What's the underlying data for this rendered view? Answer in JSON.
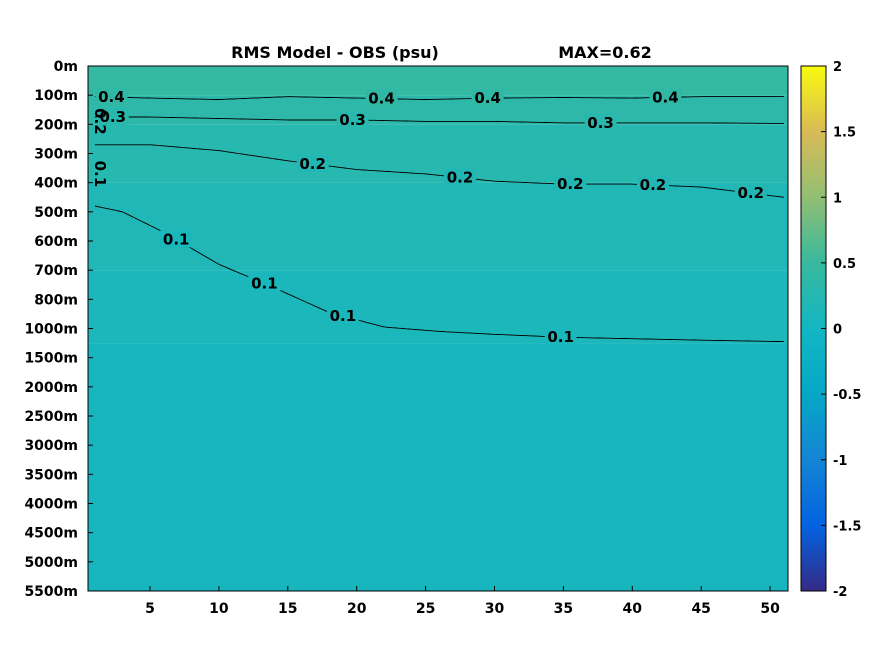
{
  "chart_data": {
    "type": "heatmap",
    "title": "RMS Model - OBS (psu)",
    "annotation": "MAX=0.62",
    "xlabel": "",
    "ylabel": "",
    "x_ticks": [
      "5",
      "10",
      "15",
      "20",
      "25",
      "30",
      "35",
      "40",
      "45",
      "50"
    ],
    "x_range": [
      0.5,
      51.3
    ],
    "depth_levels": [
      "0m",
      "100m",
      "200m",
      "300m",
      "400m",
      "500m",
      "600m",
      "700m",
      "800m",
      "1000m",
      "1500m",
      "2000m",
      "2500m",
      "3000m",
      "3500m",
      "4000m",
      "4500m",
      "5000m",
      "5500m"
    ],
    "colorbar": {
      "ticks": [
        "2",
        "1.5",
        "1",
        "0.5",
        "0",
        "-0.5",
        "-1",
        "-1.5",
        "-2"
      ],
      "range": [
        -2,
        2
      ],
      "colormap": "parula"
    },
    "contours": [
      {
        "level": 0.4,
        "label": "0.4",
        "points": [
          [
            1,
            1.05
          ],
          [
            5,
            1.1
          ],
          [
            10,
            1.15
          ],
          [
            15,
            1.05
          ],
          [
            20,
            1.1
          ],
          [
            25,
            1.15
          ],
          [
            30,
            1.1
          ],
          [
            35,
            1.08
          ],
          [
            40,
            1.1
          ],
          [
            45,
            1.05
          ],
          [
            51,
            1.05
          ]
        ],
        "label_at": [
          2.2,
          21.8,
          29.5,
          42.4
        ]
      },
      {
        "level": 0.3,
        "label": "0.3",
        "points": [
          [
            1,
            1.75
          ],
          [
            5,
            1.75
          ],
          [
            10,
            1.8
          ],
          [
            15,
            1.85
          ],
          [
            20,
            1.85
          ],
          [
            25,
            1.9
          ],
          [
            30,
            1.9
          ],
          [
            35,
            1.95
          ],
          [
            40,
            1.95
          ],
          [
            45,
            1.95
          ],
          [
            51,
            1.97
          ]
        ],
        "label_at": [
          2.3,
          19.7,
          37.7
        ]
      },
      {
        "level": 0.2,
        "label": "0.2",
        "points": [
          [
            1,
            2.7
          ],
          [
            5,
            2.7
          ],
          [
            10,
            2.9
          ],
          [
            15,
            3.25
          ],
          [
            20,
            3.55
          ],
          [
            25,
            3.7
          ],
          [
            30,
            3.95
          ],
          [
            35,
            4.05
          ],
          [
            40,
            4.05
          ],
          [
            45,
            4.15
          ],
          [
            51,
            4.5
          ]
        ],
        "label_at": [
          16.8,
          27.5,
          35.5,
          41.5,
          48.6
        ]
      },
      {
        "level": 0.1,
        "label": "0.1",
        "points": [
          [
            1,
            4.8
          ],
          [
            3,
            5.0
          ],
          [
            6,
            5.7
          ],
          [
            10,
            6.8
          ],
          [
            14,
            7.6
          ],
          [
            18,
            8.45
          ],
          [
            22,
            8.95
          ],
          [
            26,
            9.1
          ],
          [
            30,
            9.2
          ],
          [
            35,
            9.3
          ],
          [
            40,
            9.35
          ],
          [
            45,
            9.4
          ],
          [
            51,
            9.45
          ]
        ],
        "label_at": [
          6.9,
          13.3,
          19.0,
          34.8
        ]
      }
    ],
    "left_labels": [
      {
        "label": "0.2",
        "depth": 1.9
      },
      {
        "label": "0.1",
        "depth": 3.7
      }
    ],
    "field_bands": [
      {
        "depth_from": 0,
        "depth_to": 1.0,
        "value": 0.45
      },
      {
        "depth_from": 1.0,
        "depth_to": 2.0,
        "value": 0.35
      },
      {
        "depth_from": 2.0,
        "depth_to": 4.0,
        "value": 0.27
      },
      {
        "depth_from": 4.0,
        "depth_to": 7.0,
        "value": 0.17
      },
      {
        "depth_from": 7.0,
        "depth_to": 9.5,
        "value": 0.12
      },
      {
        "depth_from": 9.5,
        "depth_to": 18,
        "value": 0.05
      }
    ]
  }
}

+ + + +

### [What to work on]
All preceding records should be duplicated verbatim, images excepted.

### [Written solution]
What's the underlying data for this rendered view? Answer in JSON.
{
  "chart_data": {
    "type": "heatmap",
    "title": "RMS Model - OBS (psu)",
    "annotation": "MAX=0.62",
    "xlabel": "",
    "ylabel": "",
    "x_ticks": [
      "5",
      "10",
      "15",
      "20",
      "25",
      "30",
      "35",
      "40",
      "45",
      "50"
    ],
    "x_range": [
      0.5,
      51.3
    ],
    "depth_levels": [
      "0m",
      "100m",
      "200m",
      "300m",
      "400m",
      "500m",
      "600m",
      "700m",
      "800m",
      "1000m",
      "1500m",
      "2000m",
      "2500m",
      "3000m",
      "3500m",
      "4000m",
      "4500m",
      "5000m",
      "5500m"
    ],
    "colorbar": {
      "ticks": [
        "2",
        "1.5",
        "1",
        "0.5",
        "0",
        "-0.5",
        "-1",
        "-1.5",
        "-2"
      ],
      "range": [
        -2,
        2
      ],
      "colormap": "parula"
    },
    "contours": [
      {
        "level": 0.4,
        "label": "0.4",
        "points": [
          [
            1,
            1.05
          ],
          [
            5,
            1.1
          ],
          [
            10,
            1.15
          ],
          [
            15,
            1.05
          ],
          [
            20,
            1.1
          ],
          [
            25,
            1.15
          ],
          [
            30,
            1.1
          ],
          [
            35,
            1.08
          ],
          [
            40,
            1.1
          ],
          [
            45,
            1.05
          ],
          [
            51,
            1.05
          ]
        ],
        "label_at": [
          2.2,
          21.8,
          29.5,
          42.4
        ]
      },
      {
        "level": 0.3,
        "label": "0.3",
        "points": [
          [
            1,
            1.75
          ],
          [
            5,
            1.75
          ],
          [
            10,
            1.8
          ],
          [
            15,
            1.85
          ],
          [
            20,
            1.85
          ],
          [
            25,
            1.9
          ],
          [
            30,
            1.9
          ],
          [
            35,
            1.95
          ],
          [
            40,
            1.95
          ],
          [
            45,
            1.95
          ],
          [
            51,
            1.97
          ]
        ],
        "label_at": [
          2.3,
          19.7,
          37.7
        ]
      },
      {
        "level": 0.2,
        "label": "0.2",
        "points": [
          [
            1,
            2.7
          ],
          [
            5,
            2.7
          ],
          [
            10,
            2.9
          ],
          [
            15,
            3.25
          ],
          [
            20,
            3.55
          ],
          [
            25,
            3.7
          ],
          [
            30,
            3.95
          ],
          [
            35,
            4.05
          ],
          [
            40,
            4.05
          ],
          [
            45,
            4.15
          ],
          [
            51,
            4.5
          ]
        ],
        "label_at": [
          16.8,
          27.5,
          35.5,
          41.5,
          48.6
        ]
      },
      {
        "level": 0.1,
        "label": "0.1",
        "points": [
          [
            1,
            4.8
          ],
          [
            3,
            5.0
          ],
          [
            6,
            5.7
          ],
          [
            10,
            6.8
          ],
          [
            14,
            7.6
          ],
          [
            18,
            8.45
          ],
          [
            22,
            8.95
          ],
          [
            26,
            9.1
          ],
          [
            30,
            9.2
          ],
          [
            35,
            9.3
          ],
          [
            40,
            9.35
          ],
          [
            45,
            9.4
          ],
          [
            51,
            9.45
          ]
        ],
        "label_at": [
          6.9,
          13.3,
          19.0,
          34.8
        ]
      }
    ],
    "left_labels": [
      {
        "label": "0.2",
        "depth": 1.9
      },
      {
        "label": "0.1",
        "depth": 3.7
      }
    ],
    "field_bands": [
      {
        "depth_from": 0,
        "depth_to": 1.0,
        "value": 0.45
      },
      {
        "depth_from": 1.0,
        "depth_to": 2.0,
        "value": 0.35
      },
      {
        "depth_from": 2.0,
        "depth_to": 4.0,
        "value": 0.27
      },
      {
        "depth_from": 4.0,
        "depth_to": 7.0,
        "value": 0.17
      },
      {
        "depth_from": 7.0,
        "depth_to": 9.5,
        "value": 0.12
      },
      {
        "depth_from": 9.5,
        "depth_to": 18,
        "value": 0.05
      }
    ]
  }
}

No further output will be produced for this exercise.